### [To be done]
Across all the lines below, how many contain the string "image"? Please reply with the number only.

### [Supplied data]
################

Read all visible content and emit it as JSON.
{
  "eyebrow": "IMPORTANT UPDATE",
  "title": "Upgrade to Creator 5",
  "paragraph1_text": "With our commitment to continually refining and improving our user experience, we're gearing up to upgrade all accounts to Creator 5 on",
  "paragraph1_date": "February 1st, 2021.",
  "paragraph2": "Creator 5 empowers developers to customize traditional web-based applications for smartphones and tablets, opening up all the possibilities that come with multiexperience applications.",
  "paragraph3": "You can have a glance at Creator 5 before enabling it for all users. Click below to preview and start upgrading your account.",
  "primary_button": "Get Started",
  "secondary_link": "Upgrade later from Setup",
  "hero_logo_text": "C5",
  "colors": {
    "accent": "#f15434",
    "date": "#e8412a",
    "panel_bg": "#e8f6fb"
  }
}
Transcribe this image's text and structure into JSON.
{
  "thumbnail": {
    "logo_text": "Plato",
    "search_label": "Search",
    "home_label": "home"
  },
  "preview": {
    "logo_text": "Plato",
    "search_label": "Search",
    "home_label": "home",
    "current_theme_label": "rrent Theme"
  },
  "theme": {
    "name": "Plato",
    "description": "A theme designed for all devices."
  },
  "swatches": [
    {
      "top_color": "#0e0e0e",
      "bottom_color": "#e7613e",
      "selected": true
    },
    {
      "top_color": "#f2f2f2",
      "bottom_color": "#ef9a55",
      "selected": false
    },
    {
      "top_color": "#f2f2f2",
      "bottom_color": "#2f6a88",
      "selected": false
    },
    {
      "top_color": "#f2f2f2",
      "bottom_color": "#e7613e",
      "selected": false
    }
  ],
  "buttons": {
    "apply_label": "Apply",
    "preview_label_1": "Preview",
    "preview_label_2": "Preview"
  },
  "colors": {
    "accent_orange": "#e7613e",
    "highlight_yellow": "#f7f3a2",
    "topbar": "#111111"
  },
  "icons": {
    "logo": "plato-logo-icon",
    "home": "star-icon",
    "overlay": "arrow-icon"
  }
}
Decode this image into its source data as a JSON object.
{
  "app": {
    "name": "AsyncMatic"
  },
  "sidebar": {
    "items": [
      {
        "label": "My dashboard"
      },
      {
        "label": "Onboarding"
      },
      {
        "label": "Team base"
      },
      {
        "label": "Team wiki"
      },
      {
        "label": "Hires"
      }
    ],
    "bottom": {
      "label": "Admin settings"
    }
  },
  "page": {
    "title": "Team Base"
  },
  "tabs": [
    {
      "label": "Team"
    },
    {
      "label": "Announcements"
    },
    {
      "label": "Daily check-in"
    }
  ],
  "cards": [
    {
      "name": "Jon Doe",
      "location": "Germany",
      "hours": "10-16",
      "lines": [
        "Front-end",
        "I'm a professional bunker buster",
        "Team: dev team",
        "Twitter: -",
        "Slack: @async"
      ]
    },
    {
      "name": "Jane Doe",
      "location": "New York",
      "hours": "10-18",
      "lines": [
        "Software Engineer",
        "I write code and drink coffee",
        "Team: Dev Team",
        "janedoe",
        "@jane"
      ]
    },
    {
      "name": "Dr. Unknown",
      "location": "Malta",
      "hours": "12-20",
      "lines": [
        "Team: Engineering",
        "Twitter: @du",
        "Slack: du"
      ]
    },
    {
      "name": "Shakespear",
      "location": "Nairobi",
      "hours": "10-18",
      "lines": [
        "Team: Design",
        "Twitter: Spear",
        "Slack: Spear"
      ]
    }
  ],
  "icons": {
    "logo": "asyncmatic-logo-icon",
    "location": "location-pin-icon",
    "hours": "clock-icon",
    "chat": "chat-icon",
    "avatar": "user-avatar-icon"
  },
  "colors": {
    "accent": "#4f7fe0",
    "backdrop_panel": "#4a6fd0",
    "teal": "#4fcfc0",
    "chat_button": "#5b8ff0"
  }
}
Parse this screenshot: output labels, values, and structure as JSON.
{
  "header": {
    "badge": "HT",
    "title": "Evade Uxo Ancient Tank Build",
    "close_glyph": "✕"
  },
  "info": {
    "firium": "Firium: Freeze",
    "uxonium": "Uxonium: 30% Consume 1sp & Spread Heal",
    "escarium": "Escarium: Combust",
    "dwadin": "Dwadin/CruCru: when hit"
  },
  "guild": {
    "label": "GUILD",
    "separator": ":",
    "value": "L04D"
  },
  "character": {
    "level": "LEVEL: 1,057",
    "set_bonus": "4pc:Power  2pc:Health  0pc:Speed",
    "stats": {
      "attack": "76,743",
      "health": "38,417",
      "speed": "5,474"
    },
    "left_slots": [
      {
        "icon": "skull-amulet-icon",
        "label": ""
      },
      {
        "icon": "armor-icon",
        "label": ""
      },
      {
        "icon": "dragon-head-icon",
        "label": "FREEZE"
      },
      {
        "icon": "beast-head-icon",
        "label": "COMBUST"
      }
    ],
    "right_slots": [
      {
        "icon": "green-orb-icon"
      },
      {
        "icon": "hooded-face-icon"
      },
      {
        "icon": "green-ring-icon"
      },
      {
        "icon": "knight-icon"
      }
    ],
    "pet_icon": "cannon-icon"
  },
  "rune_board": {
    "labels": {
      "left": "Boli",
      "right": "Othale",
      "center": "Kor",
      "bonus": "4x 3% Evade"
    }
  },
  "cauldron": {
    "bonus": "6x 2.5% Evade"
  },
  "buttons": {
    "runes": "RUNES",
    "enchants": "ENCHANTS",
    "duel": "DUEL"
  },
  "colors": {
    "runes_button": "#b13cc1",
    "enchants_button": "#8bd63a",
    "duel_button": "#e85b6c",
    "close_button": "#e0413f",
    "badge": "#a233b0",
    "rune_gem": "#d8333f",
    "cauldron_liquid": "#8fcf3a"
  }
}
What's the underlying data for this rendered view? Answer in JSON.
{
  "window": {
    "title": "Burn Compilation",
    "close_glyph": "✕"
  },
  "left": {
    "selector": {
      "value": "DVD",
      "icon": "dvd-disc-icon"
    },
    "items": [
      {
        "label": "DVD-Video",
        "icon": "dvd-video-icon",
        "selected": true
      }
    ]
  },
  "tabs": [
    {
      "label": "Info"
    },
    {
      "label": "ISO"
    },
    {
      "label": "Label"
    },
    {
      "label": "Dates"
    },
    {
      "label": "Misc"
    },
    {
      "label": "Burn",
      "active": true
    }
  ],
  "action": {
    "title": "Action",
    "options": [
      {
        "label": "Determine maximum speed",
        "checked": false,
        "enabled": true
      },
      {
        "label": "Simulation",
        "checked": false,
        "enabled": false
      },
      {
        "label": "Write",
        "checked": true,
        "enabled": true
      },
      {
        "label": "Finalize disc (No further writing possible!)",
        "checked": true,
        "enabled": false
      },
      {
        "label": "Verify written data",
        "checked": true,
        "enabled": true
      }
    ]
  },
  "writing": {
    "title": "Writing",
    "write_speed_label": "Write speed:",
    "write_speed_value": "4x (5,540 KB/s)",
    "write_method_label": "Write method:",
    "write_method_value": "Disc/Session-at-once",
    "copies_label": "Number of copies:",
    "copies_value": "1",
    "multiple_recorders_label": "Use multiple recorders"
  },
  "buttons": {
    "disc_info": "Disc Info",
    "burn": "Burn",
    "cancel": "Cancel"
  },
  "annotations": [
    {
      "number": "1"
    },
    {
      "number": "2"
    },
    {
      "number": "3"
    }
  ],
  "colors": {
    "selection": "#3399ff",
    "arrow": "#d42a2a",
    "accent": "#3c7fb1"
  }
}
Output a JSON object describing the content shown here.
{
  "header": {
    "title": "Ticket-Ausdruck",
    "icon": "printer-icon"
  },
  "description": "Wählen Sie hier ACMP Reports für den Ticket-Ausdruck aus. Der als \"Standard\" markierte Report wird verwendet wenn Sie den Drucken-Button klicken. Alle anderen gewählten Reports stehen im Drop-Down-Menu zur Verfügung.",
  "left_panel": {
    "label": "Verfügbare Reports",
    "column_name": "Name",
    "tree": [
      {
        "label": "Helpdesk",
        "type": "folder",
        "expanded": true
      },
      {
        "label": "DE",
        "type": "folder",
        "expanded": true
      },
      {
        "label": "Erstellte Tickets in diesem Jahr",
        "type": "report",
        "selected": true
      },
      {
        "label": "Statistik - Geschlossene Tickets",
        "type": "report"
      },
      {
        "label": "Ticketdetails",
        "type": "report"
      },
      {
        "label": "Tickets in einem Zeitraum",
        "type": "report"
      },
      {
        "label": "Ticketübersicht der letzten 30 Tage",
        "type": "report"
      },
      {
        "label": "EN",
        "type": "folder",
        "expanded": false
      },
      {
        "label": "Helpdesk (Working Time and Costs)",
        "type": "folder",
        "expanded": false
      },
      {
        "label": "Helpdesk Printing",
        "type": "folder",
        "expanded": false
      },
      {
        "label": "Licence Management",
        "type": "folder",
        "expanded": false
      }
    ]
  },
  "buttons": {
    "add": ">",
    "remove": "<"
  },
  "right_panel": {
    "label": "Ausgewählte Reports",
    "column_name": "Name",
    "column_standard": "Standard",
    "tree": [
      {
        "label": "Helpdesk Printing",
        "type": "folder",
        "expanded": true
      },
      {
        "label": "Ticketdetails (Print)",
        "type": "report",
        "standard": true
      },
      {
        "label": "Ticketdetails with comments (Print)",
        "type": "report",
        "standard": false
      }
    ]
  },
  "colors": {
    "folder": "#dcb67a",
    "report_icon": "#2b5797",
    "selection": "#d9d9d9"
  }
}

################

### [Exercise answer]
2